(Stored data)
##############################

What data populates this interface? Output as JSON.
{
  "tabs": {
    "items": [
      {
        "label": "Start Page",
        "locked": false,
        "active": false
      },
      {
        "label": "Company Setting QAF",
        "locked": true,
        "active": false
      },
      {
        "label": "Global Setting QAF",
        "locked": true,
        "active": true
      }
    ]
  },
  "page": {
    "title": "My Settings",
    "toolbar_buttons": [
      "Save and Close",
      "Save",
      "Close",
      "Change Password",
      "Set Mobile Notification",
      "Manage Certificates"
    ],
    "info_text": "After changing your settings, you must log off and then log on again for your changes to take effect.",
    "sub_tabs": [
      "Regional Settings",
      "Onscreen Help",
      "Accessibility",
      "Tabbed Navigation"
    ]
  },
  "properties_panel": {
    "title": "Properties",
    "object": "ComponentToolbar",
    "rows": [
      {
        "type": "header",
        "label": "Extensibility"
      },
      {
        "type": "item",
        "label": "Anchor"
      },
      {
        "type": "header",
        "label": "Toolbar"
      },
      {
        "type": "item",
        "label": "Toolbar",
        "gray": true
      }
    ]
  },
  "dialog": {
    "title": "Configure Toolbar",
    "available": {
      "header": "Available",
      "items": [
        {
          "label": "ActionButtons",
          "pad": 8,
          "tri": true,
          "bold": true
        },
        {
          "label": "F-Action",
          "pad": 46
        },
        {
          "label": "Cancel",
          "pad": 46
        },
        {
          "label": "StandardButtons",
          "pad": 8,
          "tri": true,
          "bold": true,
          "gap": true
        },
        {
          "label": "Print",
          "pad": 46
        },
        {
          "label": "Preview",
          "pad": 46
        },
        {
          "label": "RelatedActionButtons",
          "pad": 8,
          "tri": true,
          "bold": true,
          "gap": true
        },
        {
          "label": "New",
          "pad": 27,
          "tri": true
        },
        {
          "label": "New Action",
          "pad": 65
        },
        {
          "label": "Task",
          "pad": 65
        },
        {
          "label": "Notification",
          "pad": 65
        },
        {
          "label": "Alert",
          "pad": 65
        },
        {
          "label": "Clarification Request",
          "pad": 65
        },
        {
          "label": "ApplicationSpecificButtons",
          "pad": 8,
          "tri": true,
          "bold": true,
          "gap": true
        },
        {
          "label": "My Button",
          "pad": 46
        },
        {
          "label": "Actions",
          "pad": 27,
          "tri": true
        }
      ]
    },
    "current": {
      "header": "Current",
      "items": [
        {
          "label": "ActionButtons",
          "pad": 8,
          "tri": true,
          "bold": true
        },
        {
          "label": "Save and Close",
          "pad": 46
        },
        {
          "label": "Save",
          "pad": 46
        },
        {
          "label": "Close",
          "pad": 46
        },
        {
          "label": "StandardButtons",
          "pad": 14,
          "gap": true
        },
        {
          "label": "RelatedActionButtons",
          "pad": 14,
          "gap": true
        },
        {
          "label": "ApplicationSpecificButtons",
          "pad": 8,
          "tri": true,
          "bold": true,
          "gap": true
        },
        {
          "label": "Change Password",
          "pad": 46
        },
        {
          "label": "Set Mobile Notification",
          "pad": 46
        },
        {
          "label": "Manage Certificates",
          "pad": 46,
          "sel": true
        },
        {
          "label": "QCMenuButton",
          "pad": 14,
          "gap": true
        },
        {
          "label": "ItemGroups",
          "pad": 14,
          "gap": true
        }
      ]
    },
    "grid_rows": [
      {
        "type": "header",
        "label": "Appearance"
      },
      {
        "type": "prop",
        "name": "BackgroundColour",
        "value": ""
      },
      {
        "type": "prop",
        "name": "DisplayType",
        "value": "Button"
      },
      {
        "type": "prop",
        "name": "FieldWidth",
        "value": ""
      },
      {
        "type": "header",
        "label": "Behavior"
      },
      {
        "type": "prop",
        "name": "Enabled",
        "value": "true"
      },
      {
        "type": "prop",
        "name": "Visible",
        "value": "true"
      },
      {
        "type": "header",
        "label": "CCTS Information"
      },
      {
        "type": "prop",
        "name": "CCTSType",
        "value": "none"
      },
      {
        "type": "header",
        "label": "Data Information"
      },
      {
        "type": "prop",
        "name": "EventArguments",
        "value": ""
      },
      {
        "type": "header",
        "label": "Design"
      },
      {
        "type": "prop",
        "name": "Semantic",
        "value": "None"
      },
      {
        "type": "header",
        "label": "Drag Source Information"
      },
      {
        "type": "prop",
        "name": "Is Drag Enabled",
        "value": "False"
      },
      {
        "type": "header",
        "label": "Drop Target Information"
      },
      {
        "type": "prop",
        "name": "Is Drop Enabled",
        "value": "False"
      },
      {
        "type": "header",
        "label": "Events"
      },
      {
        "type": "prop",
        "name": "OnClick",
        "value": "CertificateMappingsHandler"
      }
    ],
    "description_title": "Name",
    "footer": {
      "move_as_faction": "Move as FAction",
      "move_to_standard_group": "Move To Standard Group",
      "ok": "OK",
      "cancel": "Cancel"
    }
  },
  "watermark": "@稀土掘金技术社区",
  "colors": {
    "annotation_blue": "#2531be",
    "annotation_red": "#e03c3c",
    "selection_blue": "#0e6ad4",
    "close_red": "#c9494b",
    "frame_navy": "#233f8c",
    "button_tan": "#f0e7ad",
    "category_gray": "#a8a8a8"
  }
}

##############################

- _SHORT TASK_
Review the material and copy each line in which the word "Enabled" appears.

- _OUTPUT FOR THIS TASK_
        "name": "Enabled",
        "name": "Is Drag Enabled",
        "name": "Is Drop Enabled",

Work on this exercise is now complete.